■ **Problems to work on**:
a - Using only the forum thread on slow file reading, decide for each statement whether it agrees with the thread: (i) the addendum says the file would need to be about 21 times bigger for an O(n^3) algorithm; (ii) the last commenter says the algorithm's complexity is O(N^3); (iii) the last commenter estimates that reading line 6 would take about 1,000,000 calls to Read. Answer yes or no for each and quote the deciding words.
b - Extend the forum thread on slow file reading, picking up right after its final comment.

■ **Text to read**:

If a modern computer can do file access 10000 times faster than the old Mac in question, the file only needs to be about 10 times bigger to see the same performance degradation.

Addendum (2007-04-20 11:21): I should say about 21 times bigger if it's an O(n^3) algorithm.

Indeed. One thing I've learned about optimization is that no amount of hardware speed can stop complete idiots from writing code that runs really slow.

WIldpeaks · 2007-04-21 Reply Admin

Just reading this article, I feel trolls about women & computers, and pascal will soon arise...

WIldpeaks · 2007-04-21 Reply Admin

Please. My work looks good all on its own.

http://www.dilbert.com/comics/dilbert/archive/images/dilbert2006109570418.gif

^_^

2007-04-22 Reply Admin

Tom:
Her peers would probably laugh at our movie making skills.

Good thing we aren't employed as cinematographers, then.

2007-04-22 Reply Admin

fennec:
I've searched through both pages for the phrase, and have found it lacking, so I suppose I must be the one to present the congratulations:
Brilliant!

Shouldn't that be "brillant" ?

2007-04-22 Reply Admin

As only a few people noted correctly, the complexity of the algorithm is only O(N^2) (assuming that the length of a line is bounded by some constant, which seems reasonable in this context), or just O(K^2) taking K to be the offset in the file where line N ends (and making no assumptions about line lengths). That would suggest that the runtime for line N would be about four times the runtime for line N/2 (at least for N "near infinity").

The times given in the article seem to rise far more steeply than that, although it's a bit hard to judge the situation at such low values of N. But consider this: reading line 6 would cause about 100,000 calls to Read (and that would be the bottle neck of the program). Surely that could execute well within a minute on a processor that executes 8 million instructions per second (or: well over 4000 instructions for each character to be read) especially since it's reasonable to assume that an essential library function like Read was implemented somewhat efficiently.

So, I'm assuming that the story was embellished a bit for our entertainment. (Not that there's anything wrong with that.)

■ **Given information**:
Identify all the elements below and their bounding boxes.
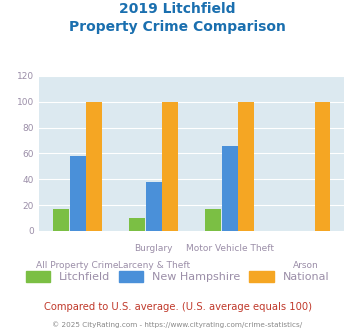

■ **Responses to the tasks**:
a -
(i) Yes: "I should say about 21 times bigger if it's an O(n^3) algorithm."
(ii) No: "the complexity of the algorithm is only O(N^2)"
(iii) No: "reading line 6 would cause about 100,000 calls to Read"

b -
2007-04-22 Reply Admin

Maks Verver:
As only a few people noted correctly, the complexity of the algorithm is only O(N^2) (assuming that the length of a line is bounded by some constant, which seems reasonable in this context), or just O(K^2) taking K to be the offset in the file where line N ends (and making no assumptions about line lengths). That would suggest that the runtime for line N would be about four times the runtime for line N/2 (at least for N "near infinity").
The times given in the article seem to rise far more steeply than that, although it's a bit hard to judge the situation at such low values of N. But consider this: reading line 6 would cause about 100,000 calls to Read (and that would be the bottle neck of the program). Surely that could execute well within a minute on a processor that executes 8 million instructions per second (or: well over 4000 instructions for each character to be read) especially since it's reasonable to assume that an essential library function like Read was implemented somewhat efficiently.

So, I'm assuming that the story was embellished a bit for our entertainment. (Not that there's anything wrong with that.)

Aren't you forgetting the time the I/O itself takes? With a driver that is unable to cache reads, that would be incredibly slow. (On a machine that old, the HDD would probably have been much slower than the new-fangled 10k RPM stuff we take for granted nowadays.)

2007-04-23 Reply Admin

but the algorithm is basically a linear search. Maybe the author intended O(4).

2007-04-23 Reply Admin

and there's essentially just 4 basic operations

but i'm just playing devil's advocate now

i hope she was a warrior princess

2007-04-23 Reply Admin

but i think the author was just being creative,

it works as an O(4) algorithm... it doesn't work as anything else... isn't it all just relative?

2007-04-23 Reply Admin

KattMan:
WhatTheFrack:
I work for a computer company; So I am really getting a kick out of most of these replies. Some of you guys are very good at making it sound like you know what you are talking about. But trust me.... You don't. I think you just want to make yourself sound smart, when in reality you don't know what you are talking about. This is how bad info gets passed around. If you don't know about the topic....Don't make yourself sound like you do. Cos some people believe anything they hear.”
( http://en.wikipedia.org/wiki/Big_O_notation )

( and for the uninitiated, http://forums.fark.com/cgi/fark/comments.pl?IDLink=1688267 )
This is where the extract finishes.